--- START Exercise inputs ---

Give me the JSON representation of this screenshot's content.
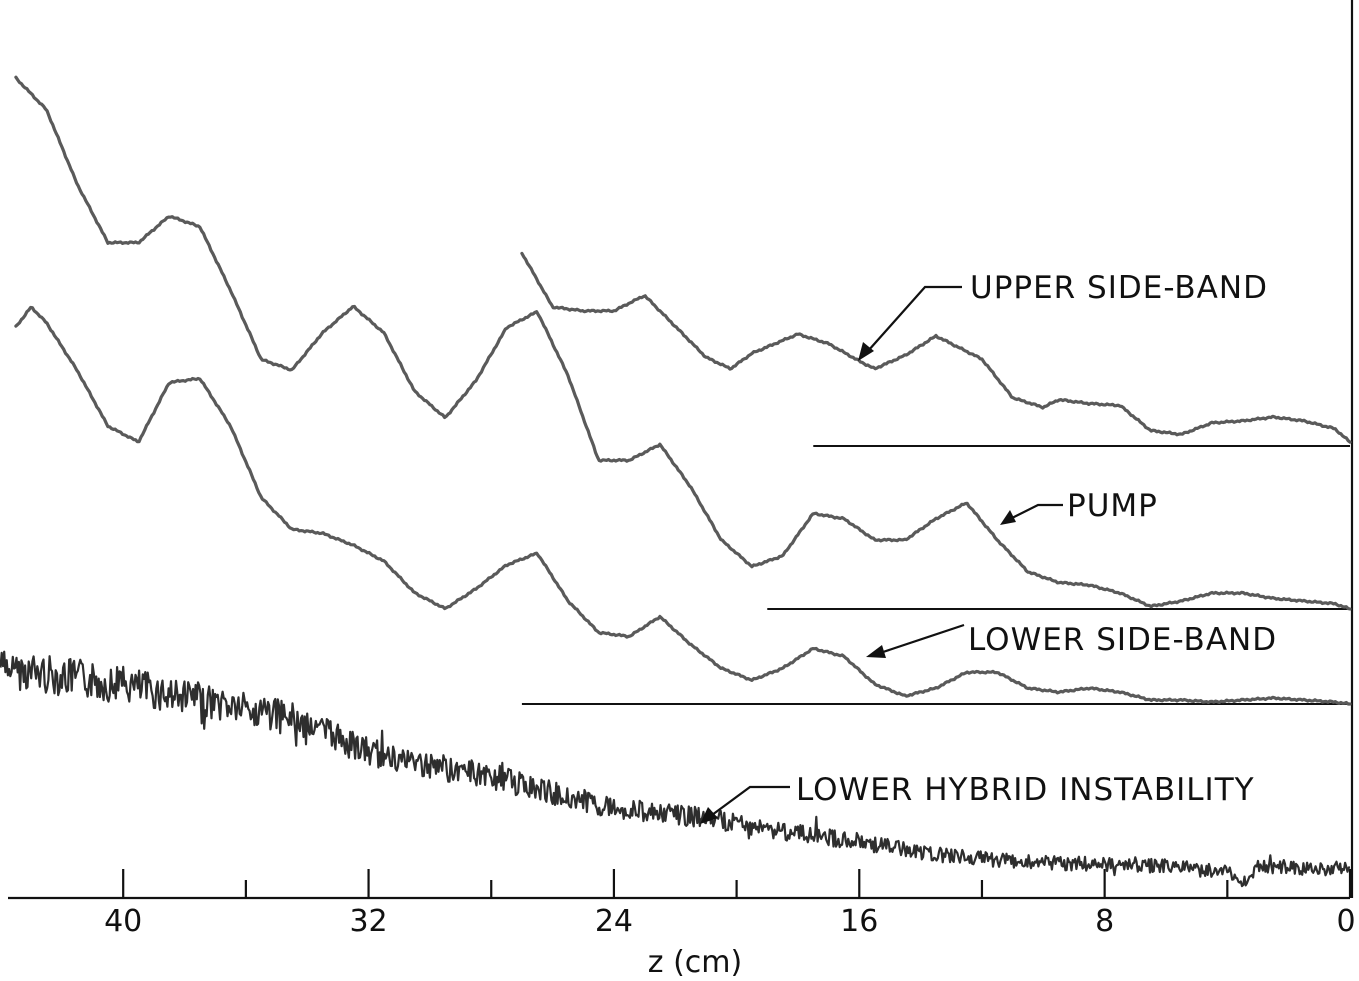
{
  "chart_data": {
    "type": "line",
    "xlabel": "z (cm)",
    "xlim": [
      44,
      0
    ],
    "x_reversed": true,
    "x_tick_labels": [
      40,
      32,
      24,
      16,
      8,
      0
    ],
    "x_ticks_major": [
      40,
      32,
      24,
      16,
      8,
      0
    ],
    "x_ticks_minor": [
      36,
      28,
      20,
      12,
      4
    ],
    "y_units": "relative amplitude (0-100, baseline = 0)",
    "grid": false,
    "legend": "inline labels with arrows",
    "series": [
      {
        "name": "UPPER SIDE-BAND",
        "x": [
          27.0,
          26.0,
          25.0,
          24.0,
          23.0,
          22.0,
          21.0,
          20.2,
          19.5,
          18.0,
          17.0,
          16.0,
          15.5,
          14.5,
          13.5,
          12.0,
          11.0,
          10.0,
          9.5,
          8.5,
          7.5,
          6.5,
          5.5,
          4.5,
          3.5,
          2.5,
          1.5,
          0.5,
          0.0
        ],
        "y": [
          100,
          72,
          70,
          70,
          78,
          62,
          46,
          40,
          48,
          58,
          53,
          44,
          40,
          47,
          57,
          45,
          25,
          20,
          24,
          22,
          21,
          8,
          6,
          12,
          13,
          15,
          13,
          9,
          2
        ]
      },
      {
        "name": "PUMP",
        "x": [
          43.5,
          42.5,
          41.5,
          40.5,
          39.5,
          38.5,
          37.5,
          36.5,
          35.5,
          34.5,
          33.5,
          32.5,
          31.5,
          30.5,
          29.5,
          28.5,
          27.5,
          26.5,
          25.5,
          24.5,
          23.5,
          22.5,
          21.5,
          20.5,
          19.5,
          18.5,
          17.5,
          16.5,
          15.5,
          14.5,
          13.5,
          12.5,
          11.5,
          10.5,
          9.5,
          8.5,
          7.5,
          6.5,
          5.5,
          4.5,
          3.5,
          2.5,
          1.5,
          0.5,
          0.0
        ],
        "y": [
          100,
          94,
          80,
          69,
          69,
          74,
          72,
          60,
          47,
          45,
          52,
          57,
          52,
          41,
          36,
          43,
          53,
          56,
          44,
          28,
          28,
          31,
          23,
          13,
          8,
          10,
          18,
          17,
          13,
          13,
          17,
          20,
          13,
          7,
          5,
          4.5,
          3,
          0.5,
          1.5,
          3,
          3,
          2,
          1.5,
          1,
          0
        ]
      },
      {
        "name": "LOWER SIDE-BAND",
        "x": [
          43.5,
          43.0,
          42.5,
          41.5,
          40.5,
          39.5,
          38.5,
          37.5,
          36.5,
          35.5,
          34.5,
          33.5,
          32.5,
          31.5,
          30.5,
          29.5,
          28.5,
          27.5,
          26.5,
          25.5,
          24.5,
          23.5,
          22.5,
          21.5,
          20.5,
          19.5,
          18.5,
          17.5,
          16.5,
          15.5,
          14.5,
          13.5,
          12.5,
          11.5,
          10.5,
          9.5,
          8.5,
          7.5,
          6.5,
          5.5,
          4.5,
          3.5,
          2.5,
          1.5,
          0.5,
          0.0
        ],
        "y": [
          95,
          100,
          96,
          84,
          70,
          66,
          81,
          82,
          70,
          52,
          44,
          43,
          40,
          36,
          28,
          24,
          29,
          35,
          38,
          26,
          18,
          17,
          22,
          15,
          9,
          6,
          9,
          14,
          12,
          5,
          2,
          4,
          8,
          8,
          4,
          3,
          4,
          3,
          1,
          1,
          0.5,
          1,
          1.5,
          1,
          0.5,
          0
        ]
      },
      {
        "name": "LOWER HYBRID INSTABILITY",
        "x": [
          44,
          42,
          40,
          38,
          36,
          34,
          32,
          30,
          28,
          26,
          24,
          22,
          20,
          18,
          16,
          14,
          12,
          10,
          8,
          6,
          4,
          3.5,
          3,
          2,
          1,
          0
        ],
        "y": [
          100,
          96,
          92,
          86,
          81,
          74,
          60,
          54,
          49,
          41,
          34,
          31,
          27,
          22,
          18,
          13,
          10,
          8,
          7.5,
          6.5,
          4,
          -2,
          7,
          6,
          5,
          6
        ]
      }
    ]
  }
}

--- END Exercise inputs ---

### Problem
Repeat each entry exactly as it appears; skip any picture.

### Exercise response
Give me the JSON representation of this screenshot's content.
{
  "chart_data": {
    "type": "line",
    "xlabel": "z (cm)",
    "xlim": [
      44,
      0
    ],
    "x_reversed": true,
    "x_tick_labels": [
      40,
      32,
      24,
      16,
      8,
      0
    ],
    "x_ticks_major": [
      40,
      32,
      24,
      16,
      8,
      0
    ],
    "x_ticks_minor": [
      36,
      28,
      20,
      12,
      4
    ],
    "y_units": "relative amplitude (0-100, baseline = 0)",
    "grid": false,
    "legend": "inline labels with arrows",
    "series": [
      {
        "name": "UPPER SIDE-BAND",
        "x": [
          27.0,
          26.0,
          25.0,
          24.0,
          23.0,
          22.0,
          21.0,
          20.2,
          19.5,
          18.0,
          17.0,
          16.0,
          15.5,
          14.5,
          13.5,
          12.0,
          11.0,
          10.0,
          9.5,
          8.5,
          7.5,
          6.5,
          5.5,
          4.5,
          3.5,
          2.5,
          1.5,
          0.5,
          0.0
        ],
        "y": [
          100,
          72,
          70,
          70,
          78,
          62,
          46,
          40,
          48,
          58,
          53,
          44,
          40,
          47,
          57,
          45,
          25,
          20,
          24,
          22,
          21,
          8,
          6,
          12,
          13,
          15,
          13,
          9,
          2
        ]
      },
      {
        "name": "PUMP",
        "x": [
          43.5,
          42.5,
          41.5,
          40.5,
          39.5,
          38.5,
          37.5,
          36.5,
          35.5,
          34.5,
          33.5,
          32.5,
          31.5,
          30.5,
          29.5,
          28.5,
          27.5,
          26.5,
          25.5,
          24.5,
          23.5,
          22.5,
          21.5,
          20.5,
          19.5,
          18.5,
          17.5,
          16.5,
          15.5,
          14.5,
          13.5,
          12.5,
          11.5,
          10.5,
          9.5,
          8.5,
          7.5,
          6.5,
          5.5,
          4.5,
          3.5,
          2.5,
          1.5,
          0.5,
          0.0
        ],
        "y": [
          100,
          94,
          80,
          69,
          69,
          74,
          72,
          60,
          47,
          45,
          52,
          57,
          52,
          41,
          36,
          43,
          53,
          56,
          44,
          28,
          28,
          31,
          23,
          13,
          8,
          10,
          18,
          17,
          13,
          13,
          17,
          20,
          13,
          7,
          5,
          4.5,
          3,
          0.5,
          1.5,
          3,
          3,
          2,
          1.5,
          1,
          0
        ]
      },
      {
        "name": "LOWER SIDE-BAND",
        "x": [
          43.5,
          43.0,
          42.5,
          41.5,
          40.5,
          39.5,
          38.5,
          37.5,
          36.5,
          35.5,
          34.5,
          33.5,
          32.5,
          31.5,
          30.5,
          29.5,
          28.5,
          27.5,
          26.5,
          25.5,
          24.5,
          23.5,
          22.5,
          21.5,
          20.5,
          19.5,
          18.5,
          17.5,
          16.5,
          15.5,
          14.5,
          13.5,
          12.5,
          11.5,
          10.5,
          9.5,
          8.5,
          7.5,
          6.5,
          5.5,
          4.5,
          3.5,
          2.5,
          1.5,
          0.5,
          0.0
        ],
        "y": [
          95,
          100,
          96,
          84,
          70,
          66,
          81,
          82,
          70,
          52,
          44,
          43,
          40,
          36,
          28,
          24,
          29,
          35,
          38,
          26,
          18,
          17,
          22,
          15,
          9,
          6,
          9,
          14,
          12,
          5,
          2,
          4,
          8,
          8,
          4,
          3,
          4,
          3,
          1,
          1,
          0.5,
          1,
          1.5,
          1,
          0.5,
          0
        ]
      },
      {
        "name": "LOWER HYBRID INSTABILITY",
        "x": [
          44,
          42,
          40,
          38,
          36,
          34,
          32,
          30,
          28,
          26,
          24,
          22,
          20,
          18,
          16,
          14,
          12,
          10,
          8,
          6,
          4,
          3.5,
          3,
          2,
          1,
          0
        ],
        "y": [
          100,
          96,
          92,
          86,
          81,
          74,
          60,
          54,
          49,
          41,
          34,
          31,
          27,
          22,
          18,
          13,
          10,
          8,
          7.5,
          6.5,
          4,
          -2,
          7,
          6,
          5,
          6
        ]
      }
    ]
  }
}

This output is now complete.